- [Aim of the exercise] Rewrite everything in the Data Mesh guide from "Find the Data Mesh base" down to "the config folder.", swapping "config folder" for "configuration folder".

- [Source]
=======

Data Mesh User Guide

Data Mesh for Cortex Framework extends the data foundation to enable data governance, discoverability, and access control through BigQuery metadata and Dataplex. This is implemented by providing a base set of metadata resources and BigQuery asset annotations that can be customized and optionally deployed alongside the data foundation. These base specifications provide a customized configuration that are the metadata foundation to complement Cortex Framework Data Foundation. See Data Mesh concepts before proceeding with this guide.

The steps outlined in this page are specifically designed for configuring Data Mesh for Cortex Framework. Find the Data Mesh configuration files within the folders specific to each workload in the Data Mesh directories section.

Data Mesh architecture for Cortex Framework

Figure 1. Data Mesh architecture for Cortex Framework.

Design

Cortex's Data Mesh is designed similarly to the overall data foundation and consists of three phases with different subcomponents managed by Cortex or users:

  1. Base resource specs update: With each release, Cortex updates the base resource specifications, providing a standardized metadata foundation for the Data Mesh.
  2. Resource specs Customization: Before deployment, users can tailor the resource specifications to align with their specific use cases and requirements.
  3. Data Mesh Deployment and updates: Users can enable the Data Mesh in the Cortex config file. It's deployed after the data assets during the Cortex deployment. Additionally, users have the flexibility to deploy the Data Mesh independently for further updates.

Data Mesh design for Cortex Framework

Figure 2. Data Mesh design for Cortex Framework.

Data Mesh directories

Find the Data Mesh base configuration files for each workload and data source in the following locations. Consider that directories contain different file structure, but all specs are similarly located under the config folder.

=======

(Stored data entries)
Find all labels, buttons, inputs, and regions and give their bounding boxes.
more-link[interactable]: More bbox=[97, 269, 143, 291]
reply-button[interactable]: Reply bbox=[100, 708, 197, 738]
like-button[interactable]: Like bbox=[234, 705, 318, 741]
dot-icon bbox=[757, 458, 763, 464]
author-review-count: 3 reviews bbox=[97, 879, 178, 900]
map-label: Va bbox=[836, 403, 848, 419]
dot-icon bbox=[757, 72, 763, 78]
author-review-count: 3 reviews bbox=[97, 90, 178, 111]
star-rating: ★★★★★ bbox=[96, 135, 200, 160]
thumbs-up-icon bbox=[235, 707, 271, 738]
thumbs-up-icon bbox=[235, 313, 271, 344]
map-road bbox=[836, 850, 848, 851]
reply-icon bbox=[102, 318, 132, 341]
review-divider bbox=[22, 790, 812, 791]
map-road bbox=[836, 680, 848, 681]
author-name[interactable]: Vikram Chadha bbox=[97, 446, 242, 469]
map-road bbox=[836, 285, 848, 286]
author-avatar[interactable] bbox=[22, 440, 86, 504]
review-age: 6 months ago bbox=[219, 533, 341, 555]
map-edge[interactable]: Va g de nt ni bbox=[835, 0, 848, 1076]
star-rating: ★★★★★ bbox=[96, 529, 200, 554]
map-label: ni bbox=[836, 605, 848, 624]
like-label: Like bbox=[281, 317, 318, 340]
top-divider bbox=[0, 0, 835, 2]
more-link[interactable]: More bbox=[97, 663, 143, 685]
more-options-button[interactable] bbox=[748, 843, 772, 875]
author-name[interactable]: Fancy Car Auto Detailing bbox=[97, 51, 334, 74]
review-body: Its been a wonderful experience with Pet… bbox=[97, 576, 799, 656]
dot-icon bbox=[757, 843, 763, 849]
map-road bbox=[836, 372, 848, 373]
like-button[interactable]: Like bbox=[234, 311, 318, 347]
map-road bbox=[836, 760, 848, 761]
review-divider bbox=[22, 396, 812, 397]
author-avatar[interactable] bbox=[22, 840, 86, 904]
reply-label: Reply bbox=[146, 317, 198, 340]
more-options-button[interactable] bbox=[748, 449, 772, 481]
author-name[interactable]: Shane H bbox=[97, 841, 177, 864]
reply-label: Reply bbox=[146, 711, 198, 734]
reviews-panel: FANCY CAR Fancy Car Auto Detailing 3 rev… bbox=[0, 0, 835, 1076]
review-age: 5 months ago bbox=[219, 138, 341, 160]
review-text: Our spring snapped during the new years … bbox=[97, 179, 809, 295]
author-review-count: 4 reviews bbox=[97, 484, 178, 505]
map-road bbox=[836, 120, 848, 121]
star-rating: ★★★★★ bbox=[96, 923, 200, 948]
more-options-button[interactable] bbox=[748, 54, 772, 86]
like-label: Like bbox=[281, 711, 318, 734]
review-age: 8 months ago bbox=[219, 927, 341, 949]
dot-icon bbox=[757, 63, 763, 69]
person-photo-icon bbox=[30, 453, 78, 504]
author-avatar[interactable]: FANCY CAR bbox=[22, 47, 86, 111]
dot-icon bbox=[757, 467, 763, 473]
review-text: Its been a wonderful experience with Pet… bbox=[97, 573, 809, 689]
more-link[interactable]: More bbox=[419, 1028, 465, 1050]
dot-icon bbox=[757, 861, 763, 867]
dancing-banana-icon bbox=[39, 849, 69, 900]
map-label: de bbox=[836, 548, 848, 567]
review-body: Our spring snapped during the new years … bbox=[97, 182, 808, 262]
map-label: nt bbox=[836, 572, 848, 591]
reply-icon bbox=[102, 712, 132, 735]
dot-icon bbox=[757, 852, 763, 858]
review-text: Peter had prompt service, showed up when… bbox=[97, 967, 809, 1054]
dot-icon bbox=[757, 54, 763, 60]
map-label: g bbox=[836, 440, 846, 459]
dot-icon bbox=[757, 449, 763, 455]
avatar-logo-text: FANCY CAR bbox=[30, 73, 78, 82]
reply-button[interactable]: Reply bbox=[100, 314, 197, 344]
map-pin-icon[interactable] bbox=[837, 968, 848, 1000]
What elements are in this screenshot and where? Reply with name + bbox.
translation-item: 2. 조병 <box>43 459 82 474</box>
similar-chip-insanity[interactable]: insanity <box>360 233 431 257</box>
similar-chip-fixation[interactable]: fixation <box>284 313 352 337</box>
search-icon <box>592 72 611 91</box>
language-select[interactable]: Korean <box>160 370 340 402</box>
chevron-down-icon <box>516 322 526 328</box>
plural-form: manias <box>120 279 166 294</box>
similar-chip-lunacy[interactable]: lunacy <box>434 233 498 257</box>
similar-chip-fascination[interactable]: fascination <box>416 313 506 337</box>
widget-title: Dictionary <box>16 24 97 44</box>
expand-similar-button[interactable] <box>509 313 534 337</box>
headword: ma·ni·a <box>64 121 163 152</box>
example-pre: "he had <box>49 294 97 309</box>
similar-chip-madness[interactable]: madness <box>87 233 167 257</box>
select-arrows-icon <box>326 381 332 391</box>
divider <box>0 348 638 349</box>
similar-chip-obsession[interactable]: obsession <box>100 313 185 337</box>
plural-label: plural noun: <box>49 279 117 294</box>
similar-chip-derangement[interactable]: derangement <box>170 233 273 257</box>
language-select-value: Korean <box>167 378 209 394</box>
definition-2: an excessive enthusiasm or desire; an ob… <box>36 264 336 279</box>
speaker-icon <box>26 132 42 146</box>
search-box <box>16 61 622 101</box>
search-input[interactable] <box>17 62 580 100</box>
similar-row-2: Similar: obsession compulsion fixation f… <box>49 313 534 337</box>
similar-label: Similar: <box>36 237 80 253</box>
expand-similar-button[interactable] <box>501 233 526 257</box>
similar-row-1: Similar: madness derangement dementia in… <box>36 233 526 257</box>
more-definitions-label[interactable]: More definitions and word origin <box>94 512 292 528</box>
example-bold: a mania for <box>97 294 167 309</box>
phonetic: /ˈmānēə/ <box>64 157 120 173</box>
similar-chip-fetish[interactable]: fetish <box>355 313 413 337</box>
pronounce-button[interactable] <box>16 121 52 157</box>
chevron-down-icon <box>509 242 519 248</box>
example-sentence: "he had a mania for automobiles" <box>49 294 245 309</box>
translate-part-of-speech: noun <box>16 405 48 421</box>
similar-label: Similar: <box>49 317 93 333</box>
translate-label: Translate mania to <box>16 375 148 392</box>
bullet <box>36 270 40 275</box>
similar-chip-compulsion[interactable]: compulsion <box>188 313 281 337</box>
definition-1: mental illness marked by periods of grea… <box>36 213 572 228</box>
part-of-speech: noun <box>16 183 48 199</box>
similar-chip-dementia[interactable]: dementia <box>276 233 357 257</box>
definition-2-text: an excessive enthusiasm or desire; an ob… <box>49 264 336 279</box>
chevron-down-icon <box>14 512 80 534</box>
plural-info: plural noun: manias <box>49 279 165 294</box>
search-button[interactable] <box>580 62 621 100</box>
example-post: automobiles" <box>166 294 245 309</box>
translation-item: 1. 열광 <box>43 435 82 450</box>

=======

- [Reply to the task]
Find the Data Mesh base configuration files for each workload and data source in the following locations. Consider that directories contain different file structure, but all specs are similarly located under the configuration folder.